● Direction
For this exercise, copy out each line of the material below that includes "Mobilni".

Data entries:
•••

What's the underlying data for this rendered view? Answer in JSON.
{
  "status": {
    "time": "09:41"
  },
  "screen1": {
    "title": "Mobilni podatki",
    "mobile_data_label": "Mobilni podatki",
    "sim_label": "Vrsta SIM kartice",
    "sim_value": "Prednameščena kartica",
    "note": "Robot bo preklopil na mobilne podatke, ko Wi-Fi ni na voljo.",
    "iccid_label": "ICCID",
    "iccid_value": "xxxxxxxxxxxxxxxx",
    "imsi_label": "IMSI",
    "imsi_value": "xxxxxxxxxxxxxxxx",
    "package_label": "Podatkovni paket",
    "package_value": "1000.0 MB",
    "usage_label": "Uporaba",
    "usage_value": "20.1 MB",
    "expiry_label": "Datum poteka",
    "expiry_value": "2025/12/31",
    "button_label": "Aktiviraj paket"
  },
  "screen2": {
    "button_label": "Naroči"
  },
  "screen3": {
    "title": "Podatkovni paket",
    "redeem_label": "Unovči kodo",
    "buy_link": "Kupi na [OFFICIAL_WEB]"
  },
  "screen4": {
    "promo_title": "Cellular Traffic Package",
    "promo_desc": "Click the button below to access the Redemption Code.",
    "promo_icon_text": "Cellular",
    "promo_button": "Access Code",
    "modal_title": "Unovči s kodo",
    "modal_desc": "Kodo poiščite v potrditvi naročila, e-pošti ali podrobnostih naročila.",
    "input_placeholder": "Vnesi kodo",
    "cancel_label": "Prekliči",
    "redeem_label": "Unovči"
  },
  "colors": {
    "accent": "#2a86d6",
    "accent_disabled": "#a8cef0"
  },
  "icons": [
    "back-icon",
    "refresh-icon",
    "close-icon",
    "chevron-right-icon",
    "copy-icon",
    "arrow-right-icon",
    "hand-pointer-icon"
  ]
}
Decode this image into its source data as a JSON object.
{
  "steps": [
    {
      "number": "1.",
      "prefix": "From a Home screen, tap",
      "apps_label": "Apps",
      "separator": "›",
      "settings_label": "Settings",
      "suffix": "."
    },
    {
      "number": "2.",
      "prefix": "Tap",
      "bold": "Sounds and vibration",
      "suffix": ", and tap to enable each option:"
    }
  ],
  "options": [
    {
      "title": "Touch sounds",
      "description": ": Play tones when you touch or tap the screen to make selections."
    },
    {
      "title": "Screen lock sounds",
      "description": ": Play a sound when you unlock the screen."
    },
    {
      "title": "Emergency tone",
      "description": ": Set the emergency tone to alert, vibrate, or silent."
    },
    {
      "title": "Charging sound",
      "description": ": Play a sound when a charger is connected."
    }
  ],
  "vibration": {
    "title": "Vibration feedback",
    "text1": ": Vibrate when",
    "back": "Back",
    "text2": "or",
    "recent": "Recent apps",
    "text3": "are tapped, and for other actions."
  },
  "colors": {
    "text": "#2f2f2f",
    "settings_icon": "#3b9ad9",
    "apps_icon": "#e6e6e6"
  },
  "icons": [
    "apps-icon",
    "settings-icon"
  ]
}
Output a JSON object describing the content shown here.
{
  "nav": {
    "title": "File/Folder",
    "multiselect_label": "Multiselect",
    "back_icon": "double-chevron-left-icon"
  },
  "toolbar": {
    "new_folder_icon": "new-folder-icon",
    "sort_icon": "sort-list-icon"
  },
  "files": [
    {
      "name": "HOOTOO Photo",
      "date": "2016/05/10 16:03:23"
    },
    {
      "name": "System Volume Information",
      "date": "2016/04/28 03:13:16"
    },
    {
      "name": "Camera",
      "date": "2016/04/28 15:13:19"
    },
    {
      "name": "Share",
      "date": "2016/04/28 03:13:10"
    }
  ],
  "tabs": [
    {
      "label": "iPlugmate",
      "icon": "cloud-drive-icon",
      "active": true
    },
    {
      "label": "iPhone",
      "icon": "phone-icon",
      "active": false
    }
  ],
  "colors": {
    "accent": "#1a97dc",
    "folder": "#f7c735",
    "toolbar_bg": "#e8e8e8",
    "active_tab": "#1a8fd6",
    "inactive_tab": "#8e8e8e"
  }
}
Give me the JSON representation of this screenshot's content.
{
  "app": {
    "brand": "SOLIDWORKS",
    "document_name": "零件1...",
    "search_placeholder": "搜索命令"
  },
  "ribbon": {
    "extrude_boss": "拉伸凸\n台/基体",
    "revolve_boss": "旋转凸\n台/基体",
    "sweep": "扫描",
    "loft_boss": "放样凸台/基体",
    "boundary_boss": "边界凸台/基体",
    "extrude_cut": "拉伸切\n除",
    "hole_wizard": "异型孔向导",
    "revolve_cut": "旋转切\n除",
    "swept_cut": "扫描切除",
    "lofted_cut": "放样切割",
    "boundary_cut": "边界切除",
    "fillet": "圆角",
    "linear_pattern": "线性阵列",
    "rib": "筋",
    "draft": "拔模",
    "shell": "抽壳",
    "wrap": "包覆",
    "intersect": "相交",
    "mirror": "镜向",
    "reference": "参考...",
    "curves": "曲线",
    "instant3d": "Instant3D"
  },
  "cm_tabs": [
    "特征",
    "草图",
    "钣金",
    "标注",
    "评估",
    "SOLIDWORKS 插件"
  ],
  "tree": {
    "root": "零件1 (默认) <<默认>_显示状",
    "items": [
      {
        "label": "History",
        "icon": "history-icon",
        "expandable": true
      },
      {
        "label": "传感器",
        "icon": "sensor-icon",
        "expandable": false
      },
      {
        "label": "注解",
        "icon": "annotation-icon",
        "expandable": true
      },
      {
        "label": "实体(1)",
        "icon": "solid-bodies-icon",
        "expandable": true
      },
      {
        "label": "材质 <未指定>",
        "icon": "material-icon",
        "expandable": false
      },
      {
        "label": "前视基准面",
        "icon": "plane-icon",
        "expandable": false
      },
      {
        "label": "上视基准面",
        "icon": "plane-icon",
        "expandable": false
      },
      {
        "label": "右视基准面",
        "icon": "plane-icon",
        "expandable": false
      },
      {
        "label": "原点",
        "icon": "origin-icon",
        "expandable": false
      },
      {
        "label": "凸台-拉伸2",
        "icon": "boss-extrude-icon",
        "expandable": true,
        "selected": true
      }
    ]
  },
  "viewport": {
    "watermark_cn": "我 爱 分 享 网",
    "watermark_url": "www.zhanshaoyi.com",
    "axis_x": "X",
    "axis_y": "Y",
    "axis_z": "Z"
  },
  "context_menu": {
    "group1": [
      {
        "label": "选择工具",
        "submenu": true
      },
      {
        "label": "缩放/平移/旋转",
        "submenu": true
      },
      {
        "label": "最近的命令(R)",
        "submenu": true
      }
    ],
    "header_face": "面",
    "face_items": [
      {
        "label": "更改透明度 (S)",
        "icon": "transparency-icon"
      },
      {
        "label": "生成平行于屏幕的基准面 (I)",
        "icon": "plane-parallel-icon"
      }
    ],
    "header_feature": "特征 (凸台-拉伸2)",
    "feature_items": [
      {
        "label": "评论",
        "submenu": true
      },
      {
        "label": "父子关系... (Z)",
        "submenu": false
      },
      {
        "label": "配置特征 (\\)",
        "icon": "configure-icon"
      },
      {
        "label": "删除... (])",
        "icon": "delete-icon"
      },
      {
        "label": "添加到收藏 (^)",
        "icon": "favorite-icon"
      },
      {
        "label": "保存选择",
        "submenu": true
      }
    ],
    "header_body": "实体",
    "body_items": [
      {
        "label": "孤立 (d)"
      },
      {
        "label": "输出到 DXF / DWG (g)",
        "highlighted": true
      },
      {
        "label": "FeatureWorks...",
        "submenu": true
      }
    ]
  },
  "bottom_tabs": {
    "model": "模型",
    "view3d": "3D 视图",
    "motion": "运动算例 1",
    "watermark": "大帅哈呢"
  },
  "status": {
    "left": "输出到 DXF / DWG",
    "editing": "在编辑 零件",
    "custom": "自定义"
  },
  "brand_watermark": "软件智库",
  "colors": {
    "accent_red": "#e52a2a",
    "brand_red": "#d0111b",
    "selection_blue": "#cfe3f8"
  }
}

•••

● Solution to this task
    "title": "Mobilni podatki",
    "mobile_data_label": "Mobilni podatki",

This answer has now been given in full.